**WHAT YOU ARE ASKED TO DO**
Filter the entries below, keeping only lines with the word "xlabel".

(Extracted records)
======

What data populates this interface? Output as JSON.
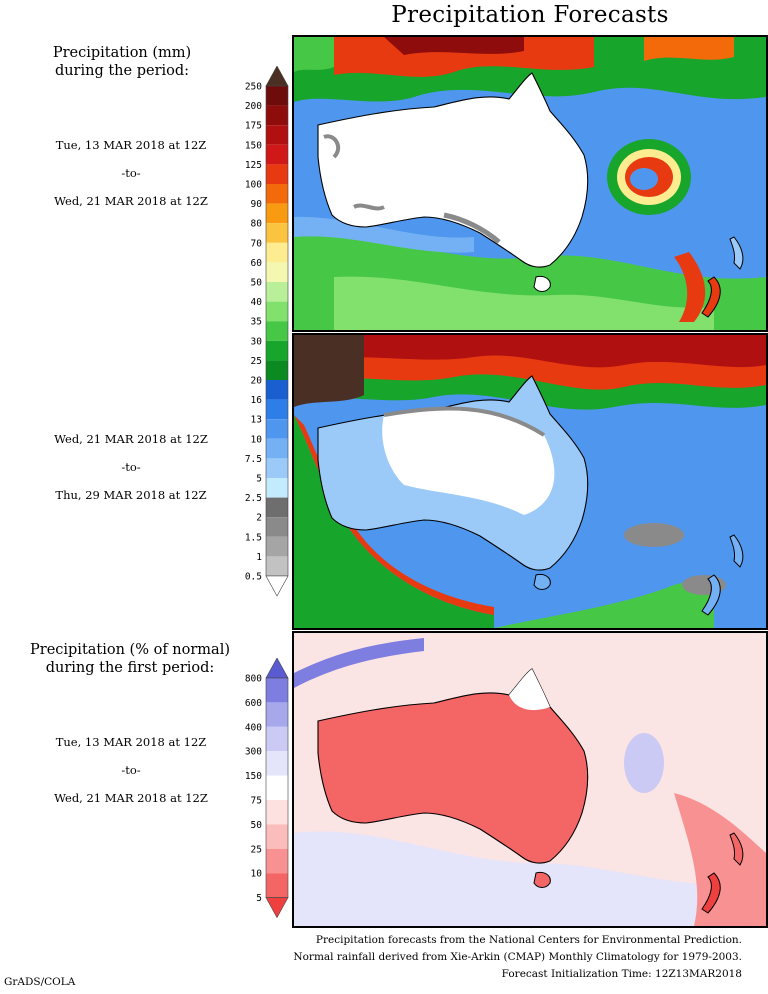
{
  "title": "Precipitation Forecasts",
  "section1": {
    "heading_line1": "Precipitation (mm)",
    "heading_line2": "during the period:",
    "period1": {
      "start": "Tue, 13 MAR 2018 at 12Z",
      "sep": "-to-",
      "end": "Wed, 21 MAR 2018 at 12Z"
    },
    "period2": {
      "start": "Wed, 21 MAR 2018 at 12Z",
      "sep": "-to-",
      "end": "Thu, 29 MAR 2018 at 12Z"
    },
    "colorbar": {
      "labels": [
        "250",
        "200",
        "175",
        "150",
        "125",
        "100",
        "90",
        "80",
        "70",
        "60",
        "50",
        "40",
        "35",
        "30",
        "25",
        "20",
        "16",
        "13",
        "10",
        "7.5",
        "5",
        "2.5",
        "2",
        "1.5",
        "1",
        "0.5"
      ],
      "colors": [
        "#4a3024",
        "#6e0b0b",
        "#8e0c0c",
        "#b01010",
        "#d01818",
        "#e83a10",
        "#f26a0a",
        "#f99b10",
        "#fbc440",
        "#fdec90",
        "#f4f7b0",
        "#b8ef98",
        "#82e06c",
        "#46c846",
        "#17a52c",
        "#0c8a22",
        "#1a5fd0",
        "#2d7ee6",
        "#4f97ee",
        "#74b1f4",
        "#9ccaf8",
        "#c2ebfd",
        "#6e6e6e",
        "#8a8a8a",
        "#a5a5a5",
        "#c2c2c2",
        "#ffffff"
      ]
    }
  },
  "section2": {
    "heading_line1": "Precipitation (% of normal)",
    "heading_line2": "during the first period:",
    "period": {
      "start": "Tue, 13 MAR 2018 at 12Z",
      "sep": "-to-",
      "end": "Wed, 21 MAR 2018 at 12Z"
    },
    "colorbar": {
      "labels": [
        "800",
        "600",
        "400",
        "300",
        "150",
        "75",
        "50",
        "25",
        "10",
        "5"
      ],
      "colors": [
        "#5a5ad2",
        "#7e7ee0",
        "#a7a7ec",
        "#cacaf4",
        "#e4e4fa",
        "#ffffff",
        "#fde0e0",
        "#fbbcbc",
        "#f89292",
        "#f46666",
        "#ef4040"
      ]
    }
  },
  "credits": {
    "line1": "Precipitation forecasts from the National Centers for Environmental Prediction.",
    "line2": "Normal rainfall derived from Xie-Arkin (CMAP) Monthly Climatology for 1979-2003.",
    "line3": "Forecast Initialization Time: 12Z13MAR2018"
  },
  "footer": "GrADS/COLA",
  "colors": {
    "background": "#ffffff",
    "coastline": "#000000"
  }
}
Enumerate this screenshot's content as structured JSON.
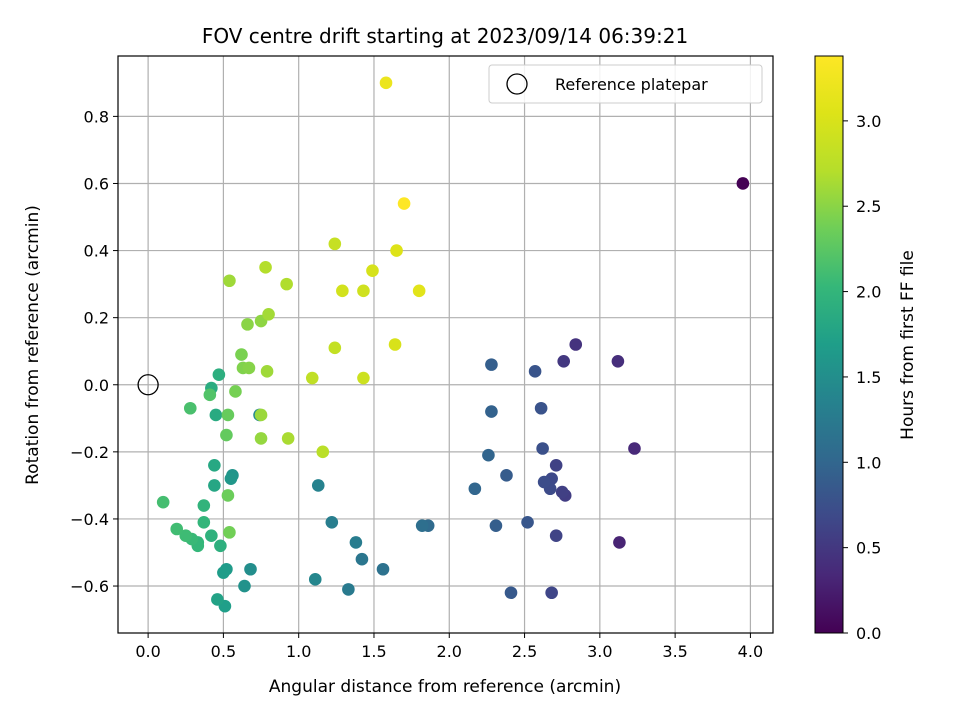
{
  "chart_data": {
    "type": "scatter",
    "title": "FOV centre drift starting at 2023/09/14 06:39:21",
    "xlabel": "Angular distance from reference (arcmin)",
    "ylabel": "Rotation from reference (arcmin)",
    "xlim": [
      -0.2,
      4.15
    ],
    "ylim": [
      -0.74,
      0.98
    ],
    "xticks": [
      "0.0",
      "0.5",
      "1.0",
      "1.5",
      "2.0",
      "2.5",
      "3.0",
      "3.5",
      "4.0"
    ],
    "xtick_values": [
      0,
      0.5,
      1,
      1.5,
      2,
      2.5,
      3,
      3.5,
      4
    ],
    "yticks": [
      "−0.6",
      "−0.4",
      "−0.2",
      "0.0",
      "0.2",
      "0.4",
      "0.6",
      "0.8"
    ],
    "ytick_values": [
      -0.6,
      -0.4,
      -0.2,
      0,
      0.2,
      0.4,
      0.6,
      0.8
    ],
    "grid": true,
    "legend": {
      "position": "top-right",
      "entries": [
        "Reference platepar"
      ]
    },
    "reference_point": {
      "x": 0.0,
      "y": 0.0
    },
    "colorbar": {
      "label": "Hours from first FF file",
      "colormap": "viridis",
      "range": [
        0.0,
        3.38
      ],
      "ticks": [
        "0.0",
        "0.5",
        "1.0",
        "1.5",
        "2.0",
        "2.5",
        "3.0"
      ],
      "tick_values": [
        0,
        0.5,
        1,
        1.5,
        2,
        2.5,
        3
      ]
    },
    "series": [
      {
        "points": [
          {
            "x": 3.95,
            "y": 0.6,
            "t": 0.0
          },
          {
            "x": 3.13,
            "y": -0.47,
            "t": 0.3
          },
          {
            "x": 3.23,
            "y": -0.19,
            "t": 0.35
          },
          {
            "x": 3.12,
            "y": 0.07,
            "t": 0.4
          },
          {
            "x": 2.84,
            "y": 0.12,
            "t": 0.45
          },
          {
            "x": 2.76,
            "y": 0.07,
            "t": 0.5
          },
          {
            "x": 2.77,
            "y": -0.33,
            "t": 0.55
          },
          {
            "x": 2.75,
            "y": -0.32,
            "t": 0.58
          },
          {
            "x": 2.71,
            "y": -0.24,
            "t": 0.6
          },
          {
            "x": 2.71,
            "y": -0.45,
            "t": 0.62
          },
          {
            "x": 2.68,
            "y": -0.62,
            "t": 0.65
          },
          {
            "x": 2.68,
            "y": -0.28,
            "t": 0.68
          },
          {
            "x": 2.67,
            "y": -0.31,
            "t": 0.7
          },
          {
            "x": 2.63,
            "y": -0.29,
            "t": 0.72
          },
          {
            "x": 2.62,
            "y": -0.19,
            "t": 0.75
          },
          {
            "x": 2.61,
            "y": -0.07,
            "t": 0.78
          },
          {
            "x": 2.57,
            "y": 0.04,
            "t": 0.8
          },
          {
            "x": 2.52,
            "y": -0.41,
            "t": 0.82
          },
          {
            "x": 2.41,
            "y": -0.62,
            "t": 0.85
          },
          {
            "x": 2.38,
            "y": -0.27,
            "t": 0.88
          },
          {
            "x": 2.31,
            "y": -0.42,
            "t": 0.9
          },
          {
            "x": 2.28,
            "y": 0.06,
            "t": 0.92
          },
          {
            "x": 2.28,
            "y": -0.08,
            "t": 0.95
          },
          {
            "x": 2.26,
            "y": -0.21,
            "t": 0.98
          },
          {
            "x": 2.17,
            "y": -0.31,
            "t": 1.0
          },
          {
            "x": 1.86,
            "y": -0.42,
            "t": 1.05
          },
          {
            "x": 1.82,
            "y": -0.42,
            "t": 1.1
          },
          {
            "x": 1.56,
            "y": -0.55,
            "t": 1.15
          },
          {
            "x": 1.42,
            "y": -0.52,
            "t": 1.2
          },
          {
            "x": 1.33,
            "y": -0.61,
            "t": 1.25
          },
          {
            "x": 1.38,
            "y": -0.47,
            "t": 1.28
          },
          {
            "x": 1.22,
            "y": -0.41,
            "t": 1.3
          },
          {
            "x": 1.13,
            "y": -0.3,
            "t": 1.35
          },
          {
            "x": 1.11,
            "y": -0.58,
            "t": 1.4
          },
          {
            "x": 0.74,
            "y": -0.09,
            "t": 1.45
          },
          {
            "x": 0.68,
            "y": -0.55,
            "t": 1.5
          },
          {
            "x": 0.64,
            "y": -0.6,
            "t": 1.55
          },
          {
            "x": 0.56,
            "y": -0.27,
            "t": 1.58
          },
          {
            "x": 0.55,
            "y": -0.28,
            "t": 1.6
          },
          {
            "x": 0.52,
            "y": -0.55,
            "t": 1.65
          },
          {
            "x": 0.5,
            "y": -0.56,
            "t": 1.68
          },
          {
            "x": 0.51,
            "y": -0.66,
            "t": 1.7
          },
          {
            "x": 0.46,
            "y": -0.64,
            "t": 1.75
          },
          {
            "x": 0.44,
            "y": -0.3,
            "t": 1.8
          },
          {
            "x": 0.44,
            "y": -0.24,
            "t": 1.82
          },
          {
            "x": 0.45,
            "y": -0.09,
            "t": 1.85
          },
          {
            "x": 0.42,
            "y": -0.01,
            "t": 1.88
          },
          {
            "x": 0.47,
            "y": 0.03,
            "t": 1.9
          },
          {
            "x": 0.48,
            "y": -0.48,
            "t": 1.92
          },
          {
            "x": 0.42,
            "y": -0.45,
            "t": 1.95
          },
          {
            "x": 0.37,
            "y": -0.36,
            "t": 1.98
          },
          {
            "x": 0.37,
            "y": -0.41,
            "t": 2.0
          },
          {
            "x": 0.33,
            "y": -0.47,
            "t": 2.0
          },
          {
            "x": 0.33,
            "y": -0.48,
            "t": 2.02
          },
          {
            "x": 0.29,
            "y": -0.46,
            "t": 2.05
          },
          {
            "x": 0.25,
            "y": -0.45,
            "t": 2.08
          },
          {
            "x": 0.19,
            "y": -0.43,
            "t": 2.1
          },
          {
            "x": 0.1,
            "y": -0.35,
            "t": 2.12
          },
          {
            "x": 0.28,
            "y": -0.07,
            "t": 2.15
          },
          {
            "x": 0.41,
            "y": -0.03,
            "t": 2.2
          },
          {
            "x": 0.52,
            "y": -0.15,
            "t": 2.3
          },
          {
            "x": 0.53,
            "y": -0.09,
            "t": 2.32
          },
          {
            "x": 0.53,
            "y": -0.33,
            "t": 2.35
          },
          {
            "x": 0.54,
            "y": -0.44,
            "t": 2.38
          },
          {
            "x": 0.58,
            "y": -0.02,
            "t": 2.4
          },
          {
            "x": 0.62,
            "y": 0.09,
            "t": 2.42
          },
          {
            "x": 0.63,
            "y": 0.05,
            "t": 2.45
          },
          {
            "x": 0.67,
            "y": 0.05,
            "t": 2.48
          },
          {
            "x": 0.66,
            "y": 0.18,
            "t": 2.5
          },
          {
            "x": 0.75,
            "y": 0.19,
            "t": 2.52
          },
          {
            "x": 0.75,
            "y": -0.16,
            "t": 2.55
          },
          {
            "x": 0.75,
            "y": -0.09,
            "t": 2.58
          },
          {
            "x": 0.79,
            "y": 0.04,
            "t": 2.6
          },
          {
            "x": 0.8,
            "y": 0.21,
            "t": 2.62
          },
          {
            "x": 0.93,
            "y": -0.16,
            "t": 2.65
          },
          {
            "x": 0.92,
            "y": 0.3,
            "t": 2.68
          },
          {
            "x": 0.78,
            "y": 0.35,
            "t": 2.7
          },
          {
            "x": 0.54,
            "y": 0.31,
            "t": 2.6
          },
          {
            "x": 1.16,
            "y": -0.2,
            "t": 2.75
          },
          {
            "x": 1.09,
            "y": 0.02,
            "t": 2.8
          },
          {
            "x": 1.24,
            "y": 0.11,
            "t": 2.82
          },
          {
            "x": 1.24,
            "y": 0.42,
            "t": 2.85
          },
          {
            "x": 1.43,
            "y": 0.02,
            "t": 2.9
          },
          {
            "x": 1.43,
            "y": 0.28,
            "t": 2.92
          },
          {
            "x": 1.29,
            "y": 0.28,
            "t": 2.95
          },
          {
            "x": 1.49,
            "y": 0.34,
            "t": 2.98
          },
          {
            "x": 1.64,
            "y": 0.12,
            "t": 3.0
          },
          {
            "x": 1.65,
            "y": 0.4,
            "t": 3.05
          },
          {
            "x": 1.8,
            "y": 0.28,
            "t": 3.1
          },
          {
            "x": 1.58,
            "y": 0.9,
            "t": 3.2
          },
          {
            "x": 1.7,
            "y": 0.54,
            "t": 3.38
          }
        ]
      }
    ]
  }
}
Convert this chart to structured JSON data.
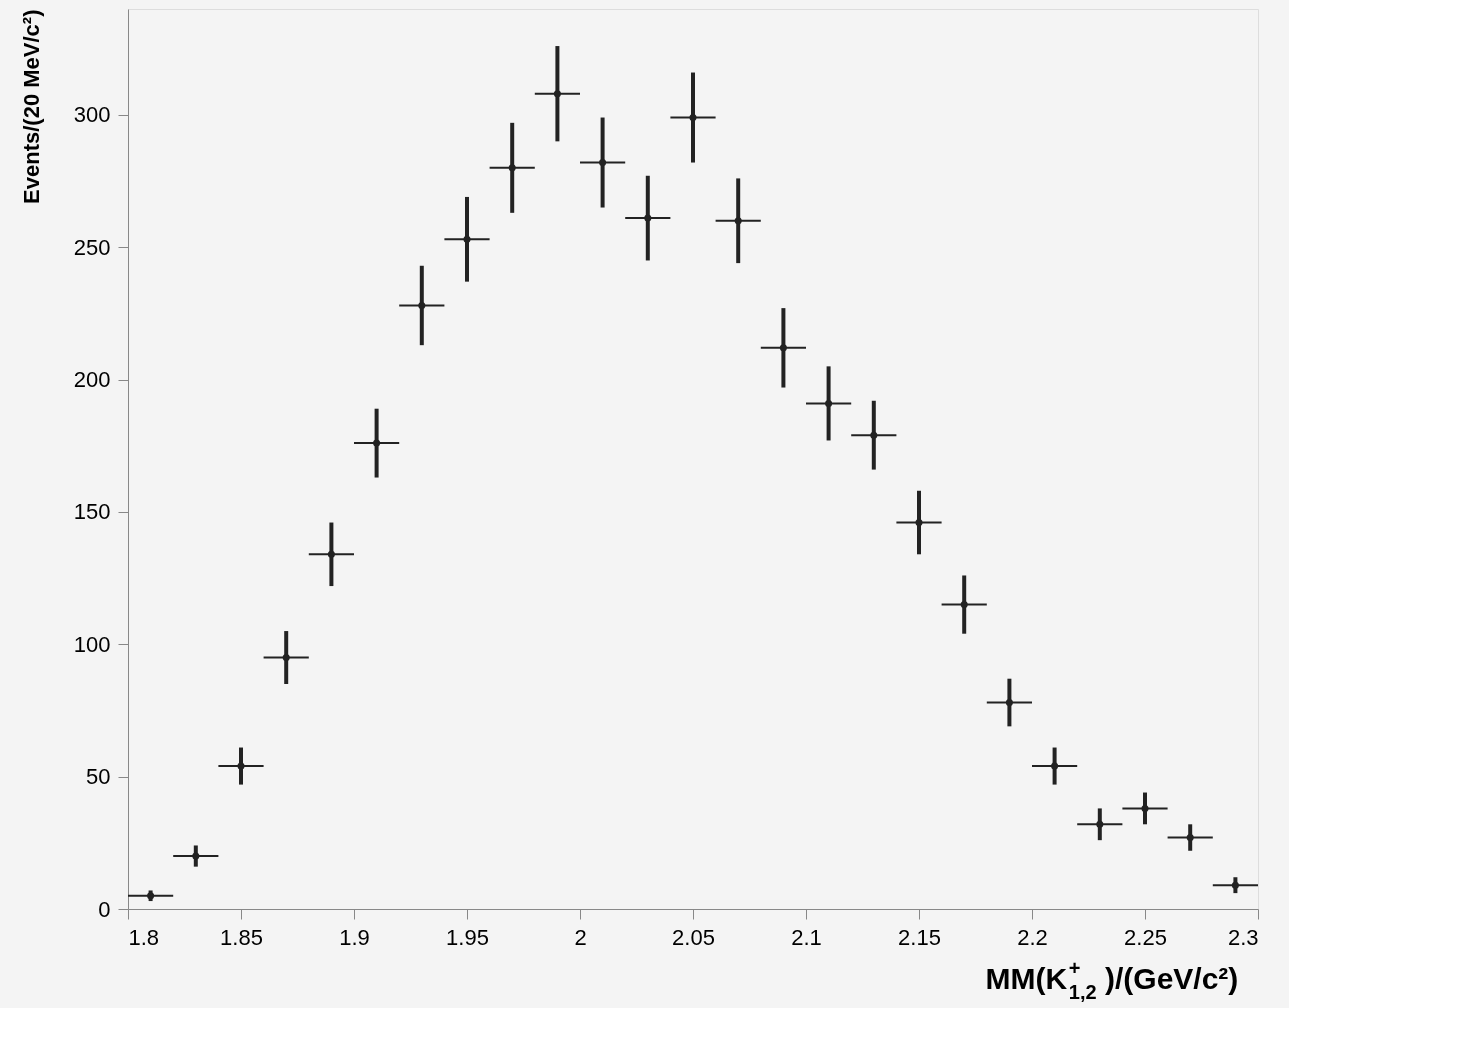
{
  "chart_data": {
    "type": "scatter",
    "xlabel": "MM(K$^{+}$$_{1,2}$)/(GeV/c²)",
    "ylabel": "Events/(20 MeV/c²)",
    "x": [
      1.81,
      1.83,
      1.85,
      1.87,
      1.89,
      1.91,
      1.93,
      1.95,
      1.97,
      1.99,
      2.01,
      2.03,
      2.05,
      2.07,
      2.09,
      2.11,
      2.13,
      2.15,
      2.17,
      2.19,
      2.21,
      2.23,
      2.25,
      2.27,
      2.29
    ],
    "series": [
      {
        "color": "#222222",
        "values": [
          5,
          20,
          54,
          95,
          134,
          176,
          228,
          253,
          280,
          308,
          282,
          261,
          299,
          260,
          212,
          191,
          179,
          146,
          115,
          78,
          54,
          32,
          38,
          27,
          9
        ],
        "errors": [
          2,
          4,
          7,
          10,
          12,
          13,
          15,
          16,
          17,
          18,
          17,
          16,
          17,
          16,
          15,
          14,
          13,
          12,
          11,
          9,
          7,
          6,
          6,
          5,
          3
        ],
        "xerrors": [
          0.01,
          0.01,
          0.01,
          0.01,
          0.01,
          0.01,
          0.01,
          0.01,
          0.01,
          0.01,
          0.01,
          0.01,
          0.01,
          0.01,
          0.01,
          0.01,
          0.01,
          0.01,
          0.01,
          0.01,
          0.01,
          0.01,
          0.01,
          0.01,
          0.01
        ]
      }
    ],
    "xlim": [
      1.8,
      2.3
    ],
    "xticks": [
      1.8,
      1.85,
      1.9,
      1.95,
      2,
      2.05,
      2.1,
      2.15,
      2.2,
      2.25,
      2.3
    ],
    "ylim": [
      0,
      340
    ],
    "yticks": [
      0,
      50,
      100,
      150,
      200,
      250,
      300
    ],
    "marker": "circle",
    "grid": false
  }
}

======

**REPLY TO THE TASK**
    "xlabel": "Angular distance from reference (arcmin)",
    "xlabel": "MM(K$^{+}$$_{1,2}$)/(GeV/c²)",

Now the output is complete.